**OBJECTIVE**.
Copy nothing but the text: reproduce each line of the listing exactly and leave the pictures out.

**DATA SECTION**.
* * * * *

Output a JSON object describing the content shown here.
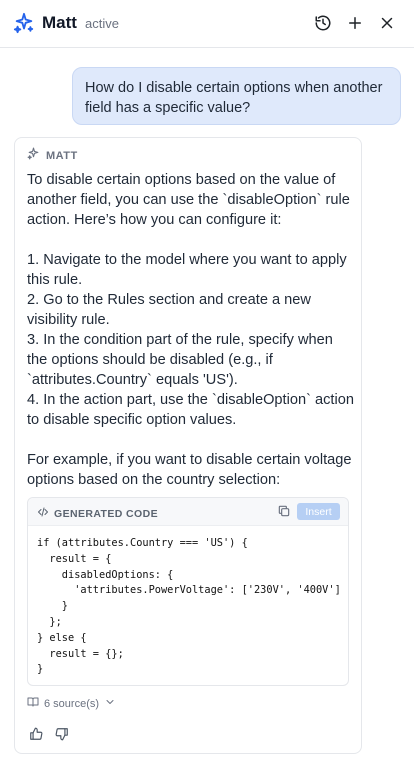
{
  "header": {
    "title": "Matt",
    "status": "active",
    "icons": [
      "sparkle-icon",
      "history-icon",
      "plus-icon",
      "close-icon"
    ]
  },
  "conversation": {
    "user_message": "How do I disable certain options when another field has a specific value?",
    "assistant": {
      "name": "MATT",
      "paragraphs": [
        "To disable certain options based on the value of another field, you can use the `disableOption` rule action. Here’s how you can configure it:",
        "",
        "1. Navigate to the model where you want to apply this rule.",
        "2. Go to the Rules section and create a new visibility rule.",
        "3. In the condition part of the rule, specify when the options should be disabled (e.g., if `attributes.Country` equals 'US').",
        "4. In the action part, use the `disableOption` action to disable specific option values.",
        "",
        "For example, if you want to disable certain voltage options based on the country selection:"
      ],
      "code_block": {
        "label": "GENERATED CODE",
        "insert_label": "Insert",
        "code": "if (attributes.Country === 'US') {\n  result = {\n    disabledOptions: {\n      'attributes.PowerVoltage': ['230V', '400V']\n    }\n  };\n} else {\n  result = {};\n}"
      },
      "sources_label": "6 source(s)"
    }
  },
  "colors": {
    "accent": "#2563eb",
    "user_bubble": "#dfe9fb",
    "insert_button": "#b6cff4"
  }
}
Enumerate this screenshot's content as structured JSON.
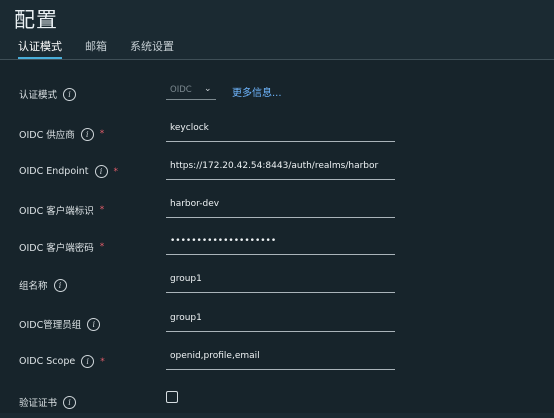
{
  "page": {
    "title": "配置",
    "tabs": [
      {
        "label": "认证模式",
        "active": true
      },
      {
        "label": "邮箱",
        "active": false
      },
      {
        "label": "系统设置",
        "active": false
      }
    ]
  },
  "form": {
    "auth_mode": {
      "label": "认证模式",
      "value": "OIDC",
      "more_link": "更多信息..."
    },
    "oidc_provider": {
      "label": "OIDC 供应商",
      "required_mark": "*",
      "value": "keyclock"
    },
    "oidc_endpoint": {
      "label": "OIDC Endpoint",
      "required_mark": "*",
      "value": "https://172.20.42.54:8443/auth/realms/harbor"
    },
    "oidc_client_id": {
      "label": "OIDC 客户端标识",
      "required_mark": "*",
      "value": "harbor-dev"
    },
    "oidc_client_secret": {
      "label": "OIDC 客户端密码",
      "required_mark": "*",
      "value": "••••••••••••••••••••"
    },
    "group_name": {
      "label": "组名称",
      "value": "group1"
    },
    "oidc_admin_group": {
      "label": "OIDC管理员组",
      "value": "group1"
    },
    "oidc_scope": {
      "label": "OIDC Scope",
      "required_mark": "*",
      "value": "openid,profile,email"
    },
    "verify_cert": {
      "label": "验证证书",
      "checked": false
    }
  },
  "icons": {
    "info": "info-circle-icon",
    "select": "chevron-down-icon"
  },
  "colors": {
    "background": "#17242b",
    "header": "#1b2a32",
    "accent": "#49aeda",
    "link": "#6fb6ff",
    "required": "#e35d6a"
  }
}
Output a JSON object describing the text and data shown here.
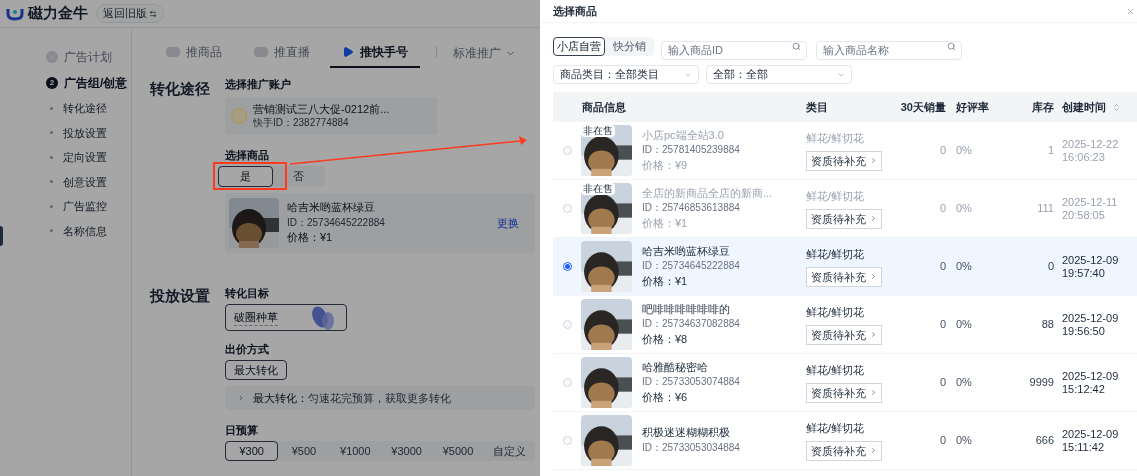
{
  "header": {
    "brand": "磁力金牛",
    "back_button": "返回旧版"
  },
  "sidebar": [
    {
      "label": "广告计划",
      "kind": "done",
      "selected": false
    },
    {
      "label": "广告组/创意",
      "kind": "step",
      "step": "2",
      "selected": true,
      "children": [
        {
          "label": "转化途径"
        },
        {
          "label": "投放设置"
        },
        {
          "label": "定向设置"
        },
        {
          "label": "创意设置"
        },
        {
          "label": "广告监控"
        },
        {
          "label": "名称信息"
        }
      ]
    }
  ],
  "tabs": [
    {
      "label": "推商品",
      "selected": false
    },
    {
      "label": "推直播",
      "selected": false
    },
    {
      "label": "推快手号",
      "selected": true
    }
  ],
  "mode_dropdown": {
    "label": "标准推广"
  },
  "conversion_path": {
    "title": "转化途径",
    "account_label": "选择推广账户",
    "account": {
      "name": "营销测试三八大促-0212前...",
      "id": "快手ID：2382774884"
    },
    "product_label": "选择商品",
    "product_toggle": [
      {
        "label": "是",
        "selected": true
      },
      {
        "label": "否",
        "selected": false
      }
    ],
    "product": {
      "name": "哈吉米哟蓝杯绿豆",
      "id": "ID：25734645222884",
      "price": "价格：¥1",
      "change_link": "更换"
    }
  },
  "delivery": {
    "title": "投放设置",
    "goal_label": "转化目标",
    "goal": "破圈种草",
    "bid_label": "出价方式",
    "bid_options": [
      {
        "label": "最大转化",
        "selected": true
      }
    ],
    "bid_tip_term": "最大转化：",
    "bid_tip": "匀速花完预算，获取更多转化",
    "budget_label": "日预算",
    "budget_options": [
      {
        "label": "¥300",
        "selected": true
      },
      {
        "label": "¥500",
        "selected": false
      },
      {
        "label": "¥1000",
        "selected": false
      },
      {
        "label": "¥3000",
        "selected": false
      },
      {
        "label": "¥5000",
        "selected": false
      },
      {
        "label": "自定义",
        "selected": false
      }
    ]
  },
  "drawer": {
    "title": "选择商品",
    "source_tabs": [
      {
        "label": "小店自营",
        "selected": true
      },
      {
        "label": "快分销",
        "selected": false
      }
    ],
    "id_search": {
      "placeholder": "输入商品ID"
    },
    "name_search": {
      "placeholder": "输入商品名称"
    },
    "category_select": "商品类目：全部类目",
    "status_select": "全部：全部",
    "columns": [
      {
        "label": "商品信息",
        "sortable": false
      },
      {
        "label": "类目",
        "sortable": false
      },
      {
        "label": "30天销量",
        "sortable": false
      },
      {
        "label": "好评率",
        "sortable": false
      },
      {
        "label": "库存",
        "sortable": false
      },
      {
        "label": "创建时间",
        "sortable": true
      }
    ],
    "rows": [
      {
        "selected": false,
        "disabled": true,
        "badge": "非在售",
        "name": "小店pc端全站3.0",
        "id": "ID：25781405239884",
        "price": "价格：¥9",
        "category": "鲜花/鲜切花",
        "qualification": "资质待补充",
        "sales": "0",
        "rating": "0%",
        "stock": "1",
        "created_date": "2025-12-22",
        "created_time": "16:06:23"
      },
      {
        "selected": false,
        "disabled": true,
        "badge": "非在售",
        "name": "全店的新商品全店的新商...",
        "id": "ID：25746853613884",
        "price": "价格：¥1",
        "category": "鲜花/鲜切花",
        "qualification": "资质待补充",
        "sales": "0",
        "rating": "0%",
        "stock": "111",
        "created_date": "2025-12-11",
        "created_time": "20:58:05"
      },
      {
        "selected": true,
        "disabled": false,
        "name": "哈吉米哟蓝杯绿豆",
        "id": "ID：25734645222884",
        "price": "价格：¥1",
        "category": "鲜花/鲜切花",
        "qualification": "资质待补充",
        "sales": "0",
        "rating": "0%",
        "stock": "0",
        "created_date": "2025-12-09",
        "created_time": "19:57:40"
      },
      {
        "selected": false,
        "disabled": false,
        "name": "吧啡啡啡啡啡啡的",
        "id": "ID：25734637082884",
        "price": "价格：¥8",
        "category": "鲜花/鲜切花",
        "qualification": "资质待补充",
        "sales": "0",
        "rating": "0%",
        "stock": "88",
        "created_date": "2025-12-09",
        "created_time": "19:56:50"
      },
      {
        "selected": false,
        "disabled": false,
        "name": "哈雅酷秘密哈",
        "id": "ID：25733053074884",
        "price": "价格：¥6",
        "category": "鲜花/鲜切花",
        "qualification": "资质待补充",
        "sales": "0",
        "rating": "0%",
        "stock": "9999",
        "created_date": "2025-12-09",
        "created_time": "15:12:42"
      },
      {
        "selected": false,
        "disabled": false,
        "name": "积极迷迷糊糊积极",
        "id": "ID：25733053034884",
        "category": "鲜花/鲜切花",
        "qualification": "资质待补充",
        "sales": "0",
        "rating": "0%",
        "stock": "666",
        "created_date": "2025-12-09",
        "created_time": "15:11:42"
      }
    ]
  }
}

* * * * *

**RESPONSE TO THE EXERCISE**.
Output a JSON object describing the content shown here.
{
  "header": {
    "title": "Matt",
    "status": "active",
    "icons": [
      "sparkle-icon",
      "history-icon",
      "plus-icon",
      "close-icon"
    ]
  },
  "conversation": {
    "user_message": "How do I disable certain options when another field has a specific value?",
    "assistant": {
      "name": "MATT",
      "paragraphs": [
        "To disable certain options based on the value of another field, you can use the `disableOption` rule action. Here’s how you can configure it:",
        "",
        "1. Navigate to the model where you want to apply this rule.",
        "2. Go to the Rules section and create a new visibility rule.",
        "3. In the condition part of the rule, specify when the options should be disabled (e.g., if `attributes.Country` equals 'US').",
        "4. In the action part, use the `disableOption` action to disable specific option values.",
        "",
        "For example, if you want to disable certain voltage options based on the country selection:"
      ],
      "code_block": {
        "label": "GENERATED CODE",
        "insert_label": "Insert",
        "code": "if (attributes.Country === 'US') {\n  result = {\n    disabledOptions: {\n      'attributes.PowerVoltage': ['230V', '400V']\n    }\n  };\n} else {\n  result = {};\n}"
      },
      "sources_label": "6 source(s)"
    }
  },
  "colors": {
    "accent": "#2563eb",
    "user_bubble": "#dfe9fb",
    "insert_button": "#b6cff4"
  }
}
Enumerate this screenshot's content as structured JSON.
{
  "page": {
    "title": "配置",
    "tabs": [
      {
        "label": "认证模式",
        "active": true
      },
      {
        "label": "邮箱",
        "active": false
      },
      {
        "label": "系统设置",
        "active": false
      }
    ]
  },
  "form": {
    "auth_mode": {
      "label": "认证模式",
      "value": "OIDC",
      "more_link": "更多信息..."
    },
    "oidc_provider": {
      "label": "OIDC 供应商",
      "required_mark": "*",
      "value": "keyclock"
    },
    "oidc_endpoint": {
      "label": "OIDC Endpoint",
      "required_mark": "*",
      "value": "https://172.20.42.54:8443/auth/realms/harbor"
    },
    "oidc_client_id": {
      "label": "OIDC 客户端标识",
      "required_mark": "*",
      "value": "harbor-dev"
    },
    "oidc_client_secret": {
      "label": "OIDC 客户端密码",
      "required_mark": "*",
      "value": "••••••••••••••••••••"
    },
    "group_name": {
      "label": "组名称",
      "value": "group1"
    },
    "oidc_admin_group": {
      "label": "OIDC管理员组",
      "value": "group1"
    },
    "oidc_scope": {
      "label": "OIDC Scope",
      "required_mark": "*",
      "value": "openid,profile,email"
    },
    "verify_cert": {
      "label": "验证证书",
      "checked": false
    }
  },
  "icons": {
    "info": "info-circle-icon",
    "select": "chevron-down-icon"
  },
  "colors": {
    "background": "#17242b",
    "header": "#1b2a32",
    "accent": "#49aeda",
    "link": "#6fb6ff",
    "required": "#e35d6a"
  }
}
Output a JSON object describing the text and data shown here.
{
  "header": {
    "brand": "磁力金牛",
    "back_button": "返回旧版"
  },
  "sidebar": [
    {
      "label": "广告计划",
      "kind": "done",
      "selected": false
    },
    {
      "label": "广告组/创意",
      "kind": "step",
      "step": "2",
      "selected": true,
      "children": [
        {
          "label": "转化途径"
        },
        {
          "label": "投放设置"
        },
        {
          "label": "定向设置"
        },
        {
          "label": "创意设置"
        },
        {
          "label": "广告监控"
        },
        {
          "label": "名称信息"
        }
      ]
    }
  ],
  "tabs": [
    {
      "label": "推商品",
      "selected": false
    },
    {
      "label": "推直播",
      "selected": false
    },
    {
      "label": "推快手号",
      "selected": true
    }
  ],
  "mode_dropdown": {
    "label": "标准推广"
  },
  "conversion_path": {
    "title": "转化途径",
    "account_label": "选择推广账户",
    "account": {
      "name": "营销测试三八大促-0212前...",
      "id": "快手ID：2382774884"
    },
    "product_label": "选择商品",
    "product_toggle": [
      {
        "label": "是",
        "selected": true
      },
      {
        "label": "否",
        "selected": false
      }
    ],
    "product": {
      "name": "哈吉米哟蓝杯绿豆",
      "id": "ID：25734645222884",
      "price": "价格：¥1",
      "change_link": "更换"
    }
  },
  "delivery": {
    "title": "投放设置",
    "goal_label": "转化目标",
    "goal": "破圈种草",
    "bid_label": "出价方式",
    "bid_options": [
      {
        "label": "最大转化",
        "selected": true
      }
    ],
    "bid_tip_term": "最大转化：",
    "bid_tip": "匀速花完预算，获取更多转化",
    "budget_label": "日预算",
    "budget_options": [
      {
        "label": "¥300",
        "selected": true
      },
      {
        "label": "¥500",
        "selected": false
      },
      {
        "label": "¥1000",
        "selected": false
      },
      {
        "label": "¥3000",
        "selected": false
      },
      {
        "label": "¥5000",
        "selected": false
      },
      {
        "label": "自定义",
        "selected": false
      }
    ]
  },
  "drawer": {
    "title": "选择商品",
    "source_tabs": [
      {
        "label": "小店自营",
        "selected": true
      },
      {
        "label": "快分销",
        "selected": false
      }
    ],
    "id_search": {
      "placeholder": "输入商品ID"
    },
    "name_search": {
      "placeholder": "输入商品名称"
    },
    "category_select": "商品类目：全部类目",
    "status_select": "全部：全部",
    "columns": [
      {
        "label": "商品信息",
        "sortable": false
      },
      {
        "label": "类目",
        "sortable": false
      },
      {
        "label": "30天销量",
        "sortable": false
      },
      {
        "label": "好评率",
        "sortable": false
      },
      {
        "label": "库存",
        "sortable": false
      },
      {
        "label": "创建时间",
        "sortable": true
      }
    ],
    "rows": [
      {
        "selected": false,
        "disabled": true,
        "badge": "非在售",
        "name": "小店pc端全站3.0",
        "id": "ID：25781405239884",
        "price": "价格：¥9",
        "category": "鲜花/鲜切花",
        "qualification": "资质待补充",
        "sales": "0",
        "rating": "0%",
        "stock": "1",
        "created_date": "2025-12-22",
        "created_time": "16:06:23"
      },
      {
        "selected": false,
        "disabled": true,
        "badge": "非在售",
        "name": "全店的新商品全店的新商...",
        "id": "ID：25746853613884",
        "price": "价格：¥1",
        "category": "鲜花/鲜切花",
        "qualification": "资质待补充",
        "sales": "0",
        "rating": "0%",
        "stock": "111",
        "created_date": "2025-12-11",
        "created_time": "20:58:05"
      },
      {
        "selected": true,
        "disabled": false,
        "name": "哈吉米哟蓝杯绿豆",
        "id": "ID：25734645222884",
        "price": "价格：¥1",
        "category": "鲜花/鲜切花",
        "qualification": "资质待补充",
        "sales": "0",
        "rating": "0%",
        "stock": "0",
        "created_date": "2025-12-09",
        "created_time": "19:57:40"
      },
      {
        "selected": false,
        "disabled": false,
        "name": "吧啡啡啡啡啡啡的",
        "id": "ID：25734637082884",
        "price": "价格：¥8",
        "category": "鲜花/鲜切花",
        "qualification": "资质待补充",
        "sales": "0",
        "rating": "0%",
        "stock": "88",
        "created_date": "2025-12-09",
        "created_time": "19:56:50"
      },
      {
        "selected": false,
        "disabled": false,
        "name": "哈雅酷秘密哈",
        "id": "ID：25733053074884",
        "price": "价格：¥6",
        "category": "鲜花/鲜切花",
        "qualification": "资质待补充",
        "sales": "0",
        "rating": "0%",
        "stock": "9999",
        "created_date": "2025-12-09",
        "created_time": "15:12:42"
      },
      {
        "selected": false,
        "disabled": false,
        "name": "积极迷迷糊糊积极",
        "id": "ID：25733053034884",
        "category": "鲜花/鲜切花",
        "qualification": "资质待补充",
        "sales": "0",
        "rating": "0%",
        "stock": "666",
        "created_date": "2025-12-09",
        "created_time": "15:11:42"
      }
    ]
  }
}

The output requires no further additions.